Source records
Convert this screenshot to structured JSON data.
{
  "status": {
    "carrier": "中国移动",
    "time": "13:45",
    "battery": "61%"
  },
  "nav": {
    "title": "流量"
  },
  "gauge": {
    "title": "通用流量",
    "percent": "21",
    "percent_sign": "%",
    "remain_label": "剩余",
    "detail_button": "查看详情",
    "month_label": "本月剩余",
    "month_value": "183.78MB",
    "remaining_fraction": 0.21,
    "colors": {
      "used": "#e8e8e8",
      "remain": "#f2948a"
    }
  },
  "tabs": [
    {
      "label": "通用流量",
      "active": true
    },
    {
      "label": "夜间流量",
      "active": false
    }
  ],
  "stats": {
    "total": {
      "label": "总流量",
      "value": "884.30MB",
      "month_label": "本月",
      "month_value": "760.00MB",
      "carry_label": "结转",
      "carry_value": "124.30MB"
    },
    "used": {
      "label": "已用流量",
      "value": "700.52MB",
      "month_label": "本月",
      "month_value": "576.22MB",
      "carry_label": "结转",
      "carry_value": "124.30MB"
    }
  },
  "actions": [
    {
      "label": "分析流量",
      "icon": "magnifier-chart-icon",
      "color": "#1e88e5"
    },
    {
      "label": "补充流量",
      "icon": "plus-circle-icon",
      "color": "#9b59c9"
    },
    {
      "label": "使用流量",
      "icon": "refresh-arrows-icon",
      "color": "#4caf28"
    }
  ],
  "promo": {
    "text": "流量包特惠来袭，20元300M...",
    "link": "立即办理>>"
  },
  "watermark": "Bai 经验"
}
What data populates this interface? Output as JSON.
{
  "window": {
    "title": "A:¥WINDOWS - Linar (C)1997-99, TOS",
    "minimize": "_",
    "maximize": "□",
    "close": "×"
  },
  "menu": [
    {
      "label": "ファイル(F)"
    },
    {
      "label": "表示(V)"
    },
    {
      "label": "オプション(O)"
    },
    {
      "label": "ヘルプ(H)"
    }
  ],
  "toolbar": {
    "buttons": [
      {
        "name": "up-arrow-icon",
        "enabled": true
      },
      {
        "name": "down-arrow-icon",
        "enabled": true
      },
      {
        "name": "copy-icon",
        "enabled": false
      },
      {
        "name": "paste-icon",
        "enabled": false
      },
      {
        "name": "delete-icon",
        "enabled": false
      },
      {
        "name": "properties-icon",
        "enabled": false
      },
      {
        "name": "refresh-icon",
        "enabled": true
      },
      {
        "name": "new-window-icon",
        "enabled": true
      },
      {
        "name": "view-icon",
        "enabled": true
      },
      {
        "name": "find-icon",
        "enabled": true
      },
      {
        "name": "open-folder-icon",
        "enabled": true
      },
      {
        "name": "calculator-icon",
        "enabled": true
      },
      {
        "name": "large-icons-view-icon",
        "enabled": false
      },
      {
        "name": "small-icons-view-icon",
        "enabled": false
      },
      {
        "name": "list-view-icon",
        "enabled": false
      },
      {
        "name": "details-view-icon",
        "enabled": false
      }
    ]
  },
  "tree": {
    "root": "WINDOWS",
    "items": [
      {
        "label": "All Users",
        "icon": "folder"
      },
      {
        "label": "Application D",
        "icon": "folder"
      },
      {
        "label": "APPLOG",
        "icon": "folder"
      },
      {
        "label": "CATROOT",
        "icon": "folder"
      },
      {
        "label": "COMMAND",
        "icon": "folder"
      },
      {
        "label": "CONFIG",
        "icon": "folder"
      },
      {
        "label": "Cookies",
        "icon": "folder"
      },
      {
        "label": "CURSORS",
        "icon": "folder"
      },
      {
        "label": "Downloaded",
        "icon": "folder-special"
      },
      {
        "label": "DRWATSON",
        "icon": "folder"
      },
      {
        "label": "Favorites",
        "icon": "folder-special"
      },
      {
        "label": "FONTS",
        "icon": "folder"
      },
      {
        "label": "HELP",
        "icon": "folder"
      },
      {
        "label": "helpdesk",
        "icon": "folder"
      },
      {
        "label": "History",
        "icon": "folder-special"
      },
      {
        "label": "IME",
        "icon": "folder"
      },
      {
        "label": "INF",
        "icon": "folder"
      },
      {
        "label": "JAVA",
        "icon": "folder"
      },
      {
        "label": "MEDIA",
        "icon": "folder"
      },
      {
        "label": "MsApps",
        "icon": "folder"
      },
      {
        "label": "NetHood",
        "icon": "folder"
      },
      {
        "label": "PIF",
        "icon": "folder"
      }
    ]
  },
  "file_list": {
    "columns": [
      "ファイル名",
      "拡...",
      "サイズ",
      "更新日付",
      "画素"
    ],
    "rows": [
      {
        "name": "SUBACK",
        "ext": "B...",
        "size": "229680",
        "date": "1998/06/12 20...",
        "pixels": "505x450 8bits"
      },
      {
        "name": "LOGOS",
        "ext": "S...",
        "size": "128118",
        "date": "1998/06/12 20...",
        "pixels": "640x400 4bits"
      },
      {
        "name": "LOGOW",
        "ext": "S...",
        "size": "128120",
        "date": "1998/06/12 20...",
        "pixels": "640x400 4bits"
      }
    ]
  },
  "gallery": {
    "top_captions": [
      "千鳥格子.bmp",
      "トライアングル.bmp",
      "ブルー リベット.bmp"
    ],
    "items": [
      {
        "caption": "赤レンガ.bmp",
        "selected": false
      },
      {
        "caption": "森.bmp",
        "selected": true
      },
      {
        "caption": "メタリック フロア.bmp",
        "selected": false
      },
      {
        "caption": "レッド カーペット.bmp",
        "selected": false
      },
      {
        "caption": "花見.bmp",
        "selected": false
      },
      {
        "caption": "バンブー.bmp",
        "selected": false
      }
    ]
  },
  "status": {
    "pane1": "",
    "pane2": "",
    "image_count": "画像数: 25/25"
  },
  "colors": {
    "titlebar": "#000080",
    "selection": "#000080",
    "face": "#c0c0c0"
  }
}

### Aim of the task:
Return every line from the records above that holds the word "size".

### Exercise result:
        "size": "229680",
        "size": "128118",
        "size": "128120",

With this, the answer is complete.